::: Records for the task :::

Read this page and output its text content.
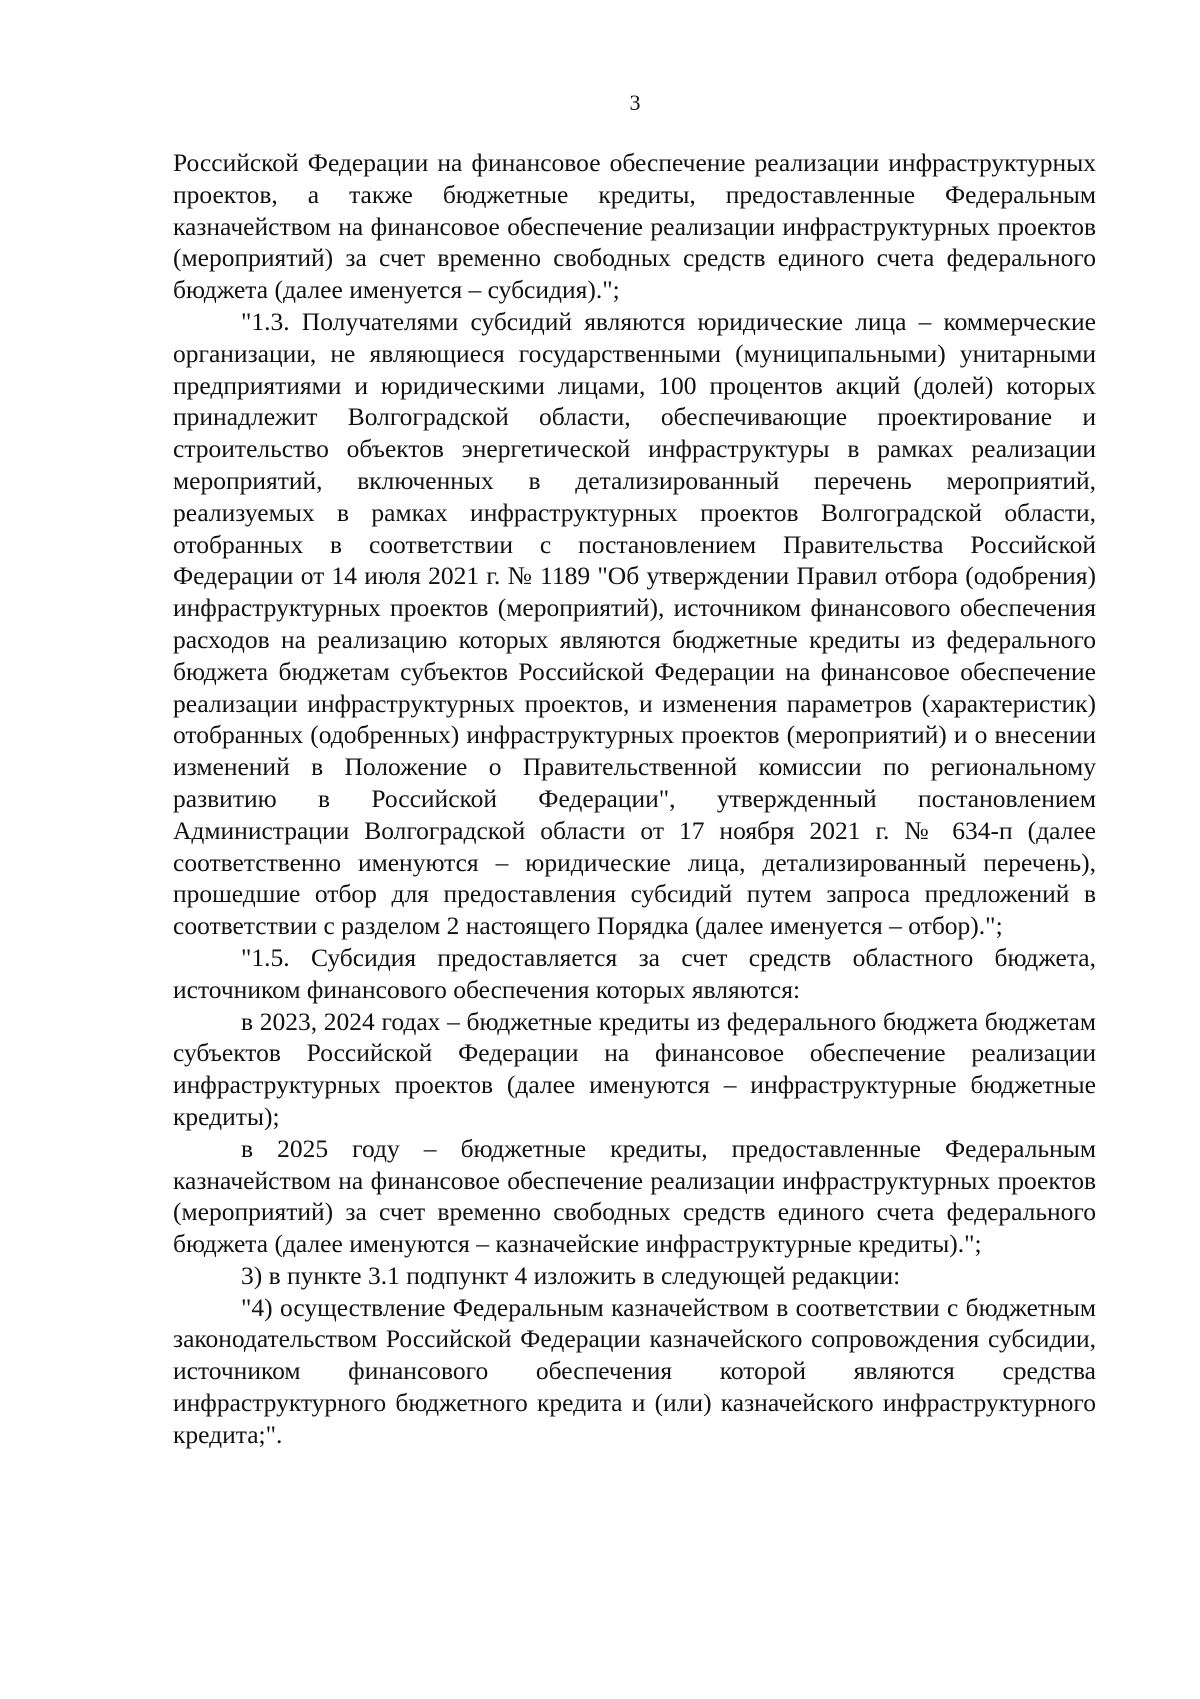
3

Российской Федерации на финансовое обеспечение реализации инфраструктурных проектов, а также бюджетные кредиты, предоставленные Федеральным казначейством на финансовое обеспечение реализации инфраструктурных проектов (мероприятий) за счет временно свободных средств единого счета федерального бюджета (далее именуется – субсидия).";

"1.3. Получателями субсидий являются юридические лица – коммерческие организации, не являющиеся государственными (муниципальными) унитарными предприятиями и юридическими лицами, 100 процентов акций (долей) которых принадлежит Волгоградской области, обеспечивающие проектирование и строительство объектов энергетической инфраструктуры в рамках реализации мероприятий, включенных в детализированный перечень мероприятий, реализуемых в рамках инфраструктурных проектов Волгоградской области, отобранных в соответствии с постановлением Правительства Российской Федерации от 14 июля 2021 г. № 1189 "Об утверждении Правил отбора (одобрения) инфраструктурных проектов (мероприятий), источником финансового обеспечения расходов на реализацию которых являются бюджетные кредиты из федерального бюджета бюджетам субъектов Российской Федерации на финансовое обеспечение реализации инфраструктурных проектов, и изменения параметров (характеристик) отобранных (одобренных) инфраструктурных проектов (мероприятий) и о внесении изменений в Положение о Правительственной комиссии по региональному развитию в Российской Федерации", утвержденный постановлением Администрации Волгоградской области от 17 ноября 2021 г. № 634-п (далее соответственно именуются – юридические лица, детализированный перечень), прошедшие отбор для предоставления субсидий путем запроса предложений в соответствии с разделом 2 настоящего Порядка (далее именуется – отбор).";

"1.5. Субсидия предоставляется за счет средств областного бюджета, источником финансового обеспечения которых являются:

в 2023, 2024 годах – бюджетные кредиты из федерального бюджета бюджетам субъектов Российской Федерации на финансовое обеспечение реализации инфраструктурных проектов (далее именуются – инфраструктурные бюджетные кредиты);

в 2025 году – бюджетные кредиты, предоставленные Федеральным казначейством на финансовое обеспечение реализации инфраструктурных проектов (мероприятий) за счет временно свободных средств единого счета федерального бюджета (далее именуются – казначейские инфраструктурные кредиты).";

3) в пункте 3.1 подпункт 4 изложить в следующей редакции:

"4) осуществление Федеральным казначейством в соответствии с бюджетным законодательством Российской Федерации казначейского сопровождения субсидии, источником финансового обеспечения которой являются средства инфраструктурного бюджетного кредита и (или) казначейского инфраструктурного кредита;".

:::

-- Instructions for the task --
Look through the material and say how many lines hold "казначейством". Give the number only.

-- Solution for this exercise --
3